▶ INFORMATION SUPPLIED:
↓↓↓
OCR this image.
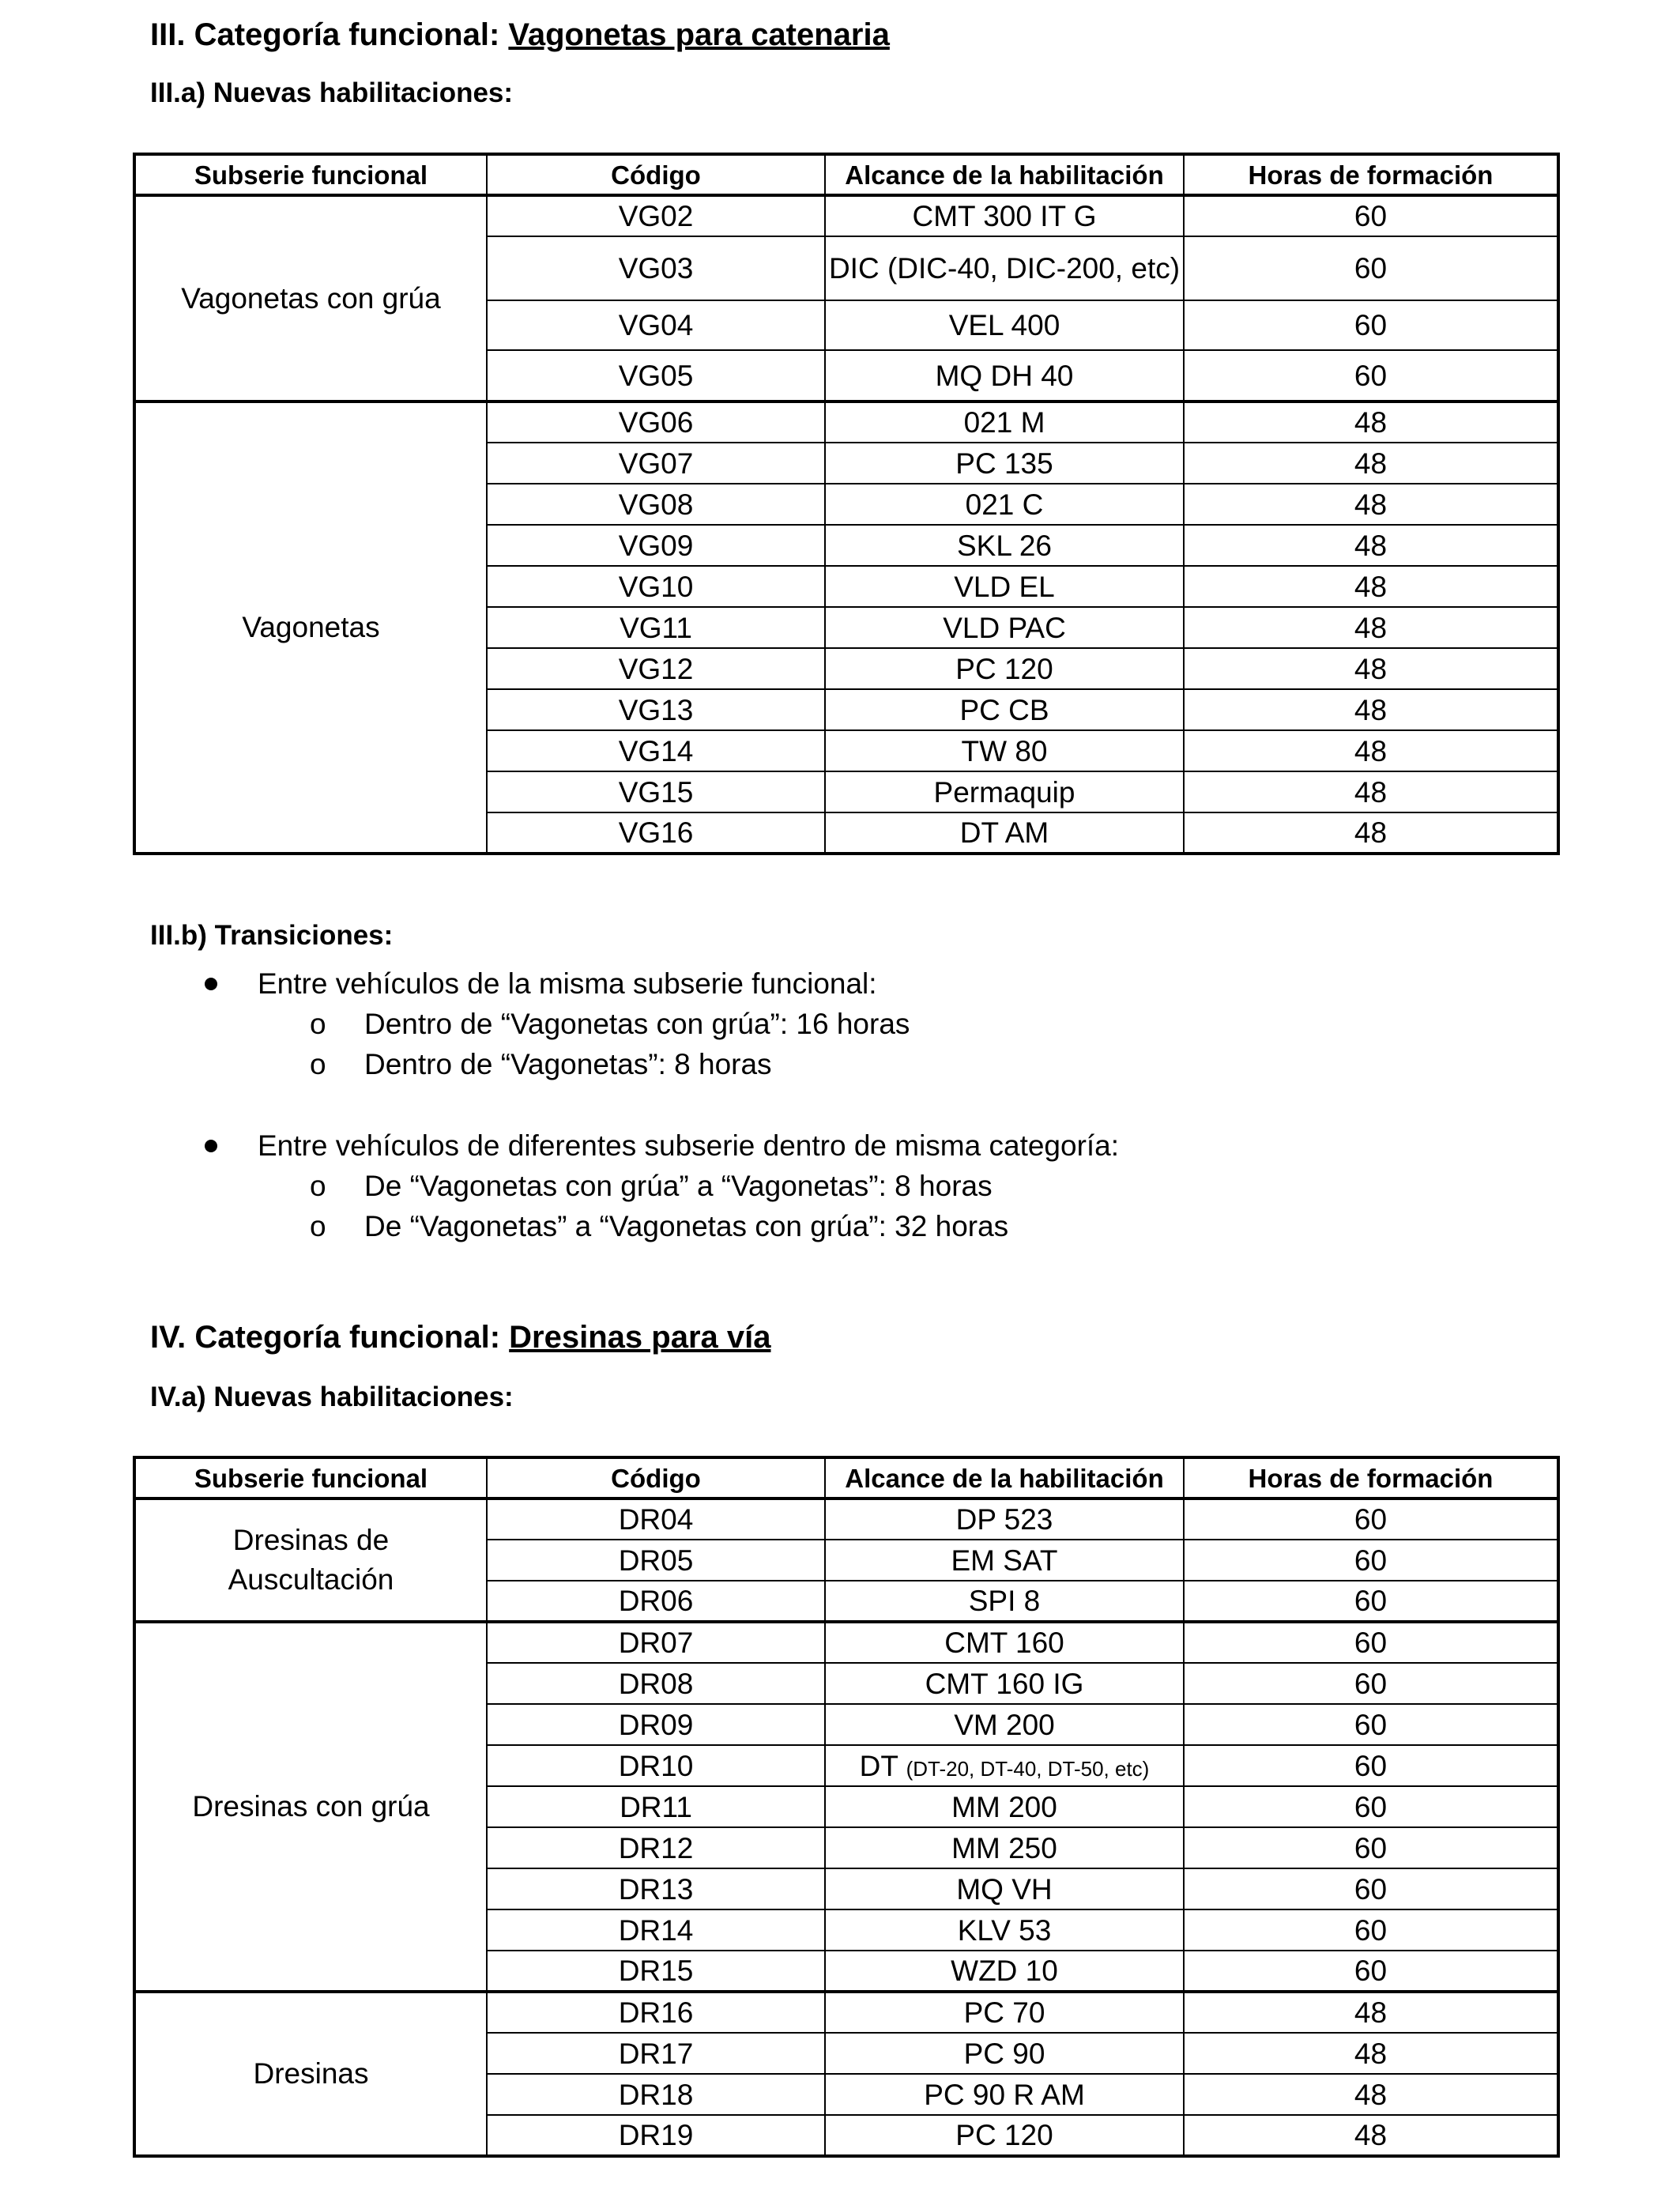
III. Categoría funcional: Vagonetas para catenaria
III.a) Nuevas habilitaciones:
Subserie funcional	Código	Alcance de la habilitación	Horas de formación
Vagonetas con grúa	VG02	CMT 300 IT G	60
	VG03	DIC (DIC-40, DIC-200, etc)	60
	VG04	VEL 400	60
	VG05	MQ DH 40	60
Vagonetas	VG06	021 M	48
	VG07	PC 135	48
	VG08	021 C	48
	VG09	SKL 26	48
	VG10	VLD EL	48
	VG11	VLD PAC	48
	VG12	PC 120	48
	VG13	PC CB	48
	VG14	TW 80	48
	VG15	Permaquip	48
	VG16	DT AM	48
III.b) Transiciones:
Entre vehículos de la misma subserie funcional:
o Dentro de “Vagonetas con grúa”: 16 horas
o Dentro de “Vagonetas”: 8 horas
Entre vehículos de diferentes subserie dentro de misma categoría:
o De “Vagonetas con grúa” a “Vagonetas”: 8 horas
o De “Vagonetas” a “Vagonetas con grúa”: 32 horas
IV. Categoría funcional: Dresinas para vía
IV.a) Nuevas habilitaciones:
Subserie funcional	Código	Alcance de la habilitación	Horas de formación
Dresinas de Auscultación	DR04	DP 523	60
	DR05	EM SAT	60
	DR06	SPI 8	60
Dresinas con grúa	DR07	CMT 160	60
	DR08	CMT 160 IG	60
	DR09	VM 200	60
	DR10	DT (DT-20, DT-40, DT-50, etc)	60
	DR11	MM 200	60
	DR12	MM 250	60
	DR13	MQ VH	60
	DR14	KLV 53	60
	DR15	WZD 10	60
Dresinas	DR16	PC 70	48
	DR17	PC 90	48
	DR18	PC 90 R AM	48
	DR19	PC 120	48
↑↑↑
▶ WORK TO BE COMPLETED: Write out every entry again word for word, without any of the pictures.

▶ RESPONSE TO THIS TASK:
OCR this image.
III. Categoría funcional: Vagonetas para catenaria
III.a) Nuevas habilitaciones:
Subserie funcional	Código	Alcance de la habilitación	Horas de formación
Vagonetas con grúa	VG02	CMT 300 IT G	60
	VG03	DIC (DIC-40, DIC-200, etc)	60
	VG04	VEL 400	60
	VG05	MQ DH 40	60
Vagonetas	VG06	021 M	48
	VG07	PC 135	48
	VG08	021 C	48
	VG09	SKL 26	48
	VG10	VLD EL	48
	VG11	VLD PAC	48
	VG12	PC 120	48
	VG13	PC CB	48
	VG14	TW 80	48
	VG15	Permaquip	48
	VG16	DT AM	48
III.b) Transiciones:
Entre vehículos de la misma subserie funcional:
o Dentro de “Vagonetas con grúa”: 16 horas
o Dentro de “Vagonetas”: 8 horas
Entre vehículos de diferentes subserie dentro de misma categoría:
o De “Vagonetas con grúa” a “Vagonetas”: 8 horas
o De “Vagonetas” a “Vagonetas con grúa”: 32 horas
IV. Categoría funcional: Dresinas para vía
IV.a) Nuevas habilitaciones:
Subserie funcional	Código	Alcance de la habilitación	Horas de formación
Dresinas de Auscultación	DR04	DP 523	60
	DR05	EM SAT	60
	DR06	SPI 8	60
Dresinas con grúa	DR07	CMT 160	60
	DR08	CMT 160 IG	60
	DR09	VM 200	60
	DR10	DT (DT-20, DT-40, DT-50, etc)	60
	DR11	MM 200	60
	DR12	MM 250	60
	DR13	MQ VH	60
	DR14	KLV 53	60
	DR15	WZD 10	60
Dresinas	DR16	PC 70	48
	DR17	PC 90	48
	DR18	PC 90 R AM	48
	DR19	PC 120	48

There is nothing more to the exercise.